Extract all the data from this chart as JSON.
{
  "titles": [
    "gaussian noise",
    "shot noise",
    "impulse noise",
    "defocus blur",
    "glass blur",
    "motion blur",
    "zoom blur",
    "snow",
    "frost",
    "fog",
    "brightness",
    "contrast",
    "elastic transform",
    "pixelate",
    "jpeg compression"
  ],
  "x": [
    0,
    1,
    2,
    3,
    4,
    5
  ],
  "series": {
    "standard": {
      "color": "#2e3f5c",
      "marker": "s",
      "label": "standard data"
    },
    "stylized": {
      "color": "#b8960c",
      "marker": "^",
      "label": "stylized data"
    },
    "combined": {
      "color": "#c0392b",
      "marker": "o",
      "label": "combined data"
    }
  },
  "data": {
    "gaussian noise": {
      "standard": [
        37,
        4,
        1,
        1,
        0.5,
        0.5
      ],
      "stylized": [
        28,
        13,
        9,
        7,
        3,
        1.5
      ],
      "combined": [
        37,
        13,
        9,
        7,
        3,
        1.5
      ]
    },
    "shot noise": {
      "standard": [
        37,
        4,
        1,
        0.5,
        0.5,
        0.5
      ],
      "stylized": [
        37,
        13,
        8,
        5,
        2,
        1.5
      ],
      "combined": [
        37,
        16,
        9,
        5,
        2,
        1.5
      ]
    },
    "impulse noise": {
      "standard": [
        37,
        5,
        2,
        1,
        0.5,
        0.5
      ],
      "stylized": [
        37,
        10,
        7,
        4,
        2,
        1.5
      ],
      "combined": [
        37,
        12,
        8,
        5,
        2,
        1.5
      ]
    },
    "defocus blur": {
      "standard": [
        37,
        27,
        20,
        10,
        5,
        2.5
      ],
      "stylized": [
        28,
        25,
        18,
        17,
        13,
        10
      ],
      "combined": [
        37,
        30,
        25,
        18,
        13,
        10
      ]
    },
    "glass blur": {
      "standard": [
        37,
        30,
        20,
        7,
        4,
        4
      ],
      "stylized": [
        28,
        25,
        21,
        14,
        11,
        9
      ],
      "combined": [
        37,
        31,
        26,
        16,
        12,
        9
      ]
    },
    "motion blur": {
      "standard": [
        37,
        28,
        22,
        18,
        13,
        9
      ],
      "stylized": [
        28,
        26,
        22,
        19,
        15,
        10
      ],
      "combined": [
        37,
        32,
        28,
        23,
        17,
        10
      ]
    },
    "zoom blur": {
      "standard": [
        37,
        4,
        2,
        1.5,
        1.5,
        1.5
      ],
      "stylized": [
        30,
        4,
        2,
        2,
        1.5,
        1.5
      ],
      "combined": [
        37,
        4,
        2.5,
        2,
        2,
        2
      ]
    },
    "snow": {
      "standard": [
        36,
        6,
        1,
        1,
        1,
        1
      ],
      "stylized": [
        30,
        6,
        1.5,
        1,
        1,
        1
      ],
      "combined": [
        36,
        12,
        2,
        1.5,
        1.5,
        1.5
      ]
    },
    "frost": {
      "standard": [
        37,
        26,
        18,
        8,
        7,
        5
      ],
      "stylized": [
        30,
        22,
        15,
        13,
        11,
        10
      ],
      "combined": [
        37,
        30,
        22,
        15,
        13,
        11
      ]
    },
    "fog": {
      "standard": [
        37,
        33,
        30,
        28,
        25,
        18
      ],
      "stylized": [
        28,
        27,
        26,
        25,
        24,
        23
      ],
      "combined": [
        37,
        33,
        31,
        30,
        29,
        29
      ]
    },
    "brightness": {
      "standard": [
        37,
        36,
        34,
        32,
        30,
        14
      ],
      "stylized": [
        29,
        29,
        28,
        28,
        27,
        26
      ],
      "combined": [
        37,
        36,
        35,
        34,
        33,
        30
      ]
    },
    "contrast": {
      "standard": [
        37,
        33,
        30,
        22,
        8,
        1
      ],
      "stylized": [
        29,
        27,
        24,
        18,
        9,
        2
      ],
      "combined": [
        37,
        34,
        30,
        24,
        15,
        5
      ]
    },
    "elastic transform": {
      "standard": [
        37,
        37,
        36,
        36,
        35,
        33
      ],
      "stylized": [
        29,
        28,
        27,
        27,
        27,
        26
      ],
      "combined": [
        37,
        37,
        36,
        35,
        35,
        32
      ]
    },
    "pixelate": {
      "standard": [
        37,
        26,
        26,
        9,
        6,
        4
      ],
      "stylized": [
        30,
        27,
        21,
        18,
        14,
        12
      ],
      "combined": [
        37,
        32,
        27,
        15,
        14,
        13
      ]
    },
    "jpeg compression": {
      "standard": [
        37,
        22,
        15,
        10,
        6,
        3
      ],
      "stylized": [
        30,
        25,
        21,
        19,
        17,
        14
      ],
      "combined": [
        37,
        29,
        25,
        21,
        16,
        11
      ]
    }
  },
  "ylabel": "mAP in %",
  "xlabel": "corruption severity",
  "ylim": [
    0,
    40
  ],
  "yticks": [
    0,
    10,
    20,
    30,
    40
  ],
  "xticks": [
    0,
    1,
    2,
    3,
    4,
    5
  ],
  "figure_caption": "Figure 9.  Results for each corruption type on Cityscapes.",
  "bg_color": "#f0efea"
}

--

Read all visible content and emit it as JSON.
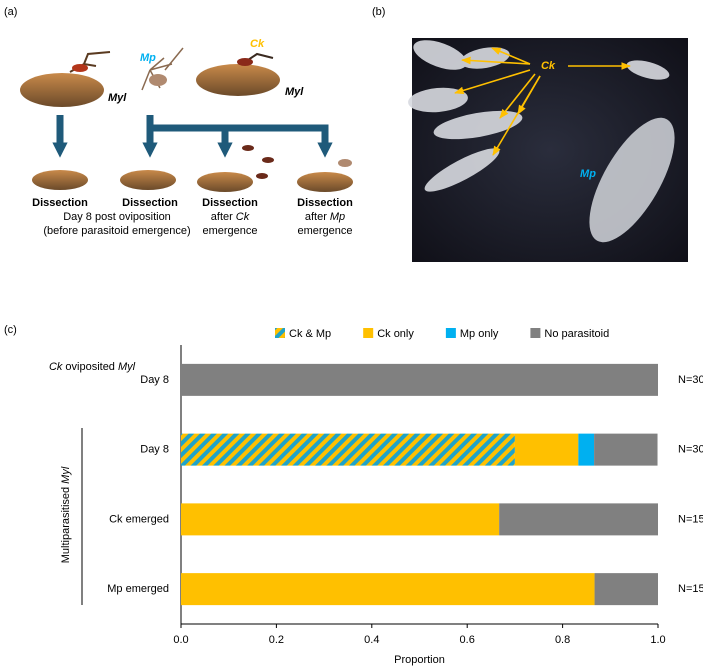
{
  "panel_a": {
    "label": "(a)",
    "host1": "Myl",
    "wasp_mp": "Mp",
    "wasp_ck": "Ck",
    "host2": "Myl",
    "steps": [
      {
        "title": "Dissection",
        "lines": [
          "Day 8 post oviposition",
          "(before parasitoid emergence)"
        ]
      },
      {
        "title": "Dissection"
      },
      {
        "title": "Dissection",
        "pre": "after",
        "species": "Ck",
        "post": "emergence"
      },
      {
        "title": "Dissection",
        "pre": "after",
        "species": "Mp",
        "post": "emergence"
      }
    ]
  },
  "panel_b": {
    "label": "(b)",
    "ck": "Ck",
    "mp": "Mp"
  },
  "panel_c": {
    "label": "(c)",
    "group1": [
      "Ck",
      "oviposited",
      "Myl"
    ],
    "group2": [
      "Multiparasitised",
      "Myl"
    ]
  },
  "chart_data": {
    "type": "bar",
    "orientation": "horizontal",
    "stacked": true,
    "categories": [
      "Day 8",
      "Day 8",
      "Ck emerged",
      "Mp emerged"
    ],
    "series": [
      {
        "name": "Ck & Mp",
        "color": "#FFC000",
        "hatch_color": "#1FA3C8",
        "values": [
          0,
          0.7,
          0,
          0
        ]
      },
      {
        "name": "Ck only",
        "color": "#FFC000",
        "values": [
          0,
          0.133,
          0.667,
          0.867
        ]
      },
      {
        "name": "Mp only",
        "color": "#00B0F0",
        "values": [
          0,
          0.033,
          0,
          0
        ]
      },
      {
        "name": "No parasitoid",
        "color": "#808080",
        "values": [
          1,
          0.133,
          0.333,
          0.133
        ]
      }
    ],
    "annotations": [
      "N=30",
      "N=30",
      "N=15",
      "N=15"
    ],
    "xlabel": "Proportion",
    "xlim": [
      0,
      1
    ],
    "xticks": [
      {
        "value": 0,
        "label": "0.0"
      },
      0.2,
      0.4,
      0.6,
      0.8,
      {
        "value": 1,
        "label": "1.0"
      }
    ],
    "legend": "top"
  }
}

* Challenge
Out of the material above, gather each line where "JSON" appears.

* Task response
Extract all the data from this chart as JSON.
Read all visible content and emit it as JSON.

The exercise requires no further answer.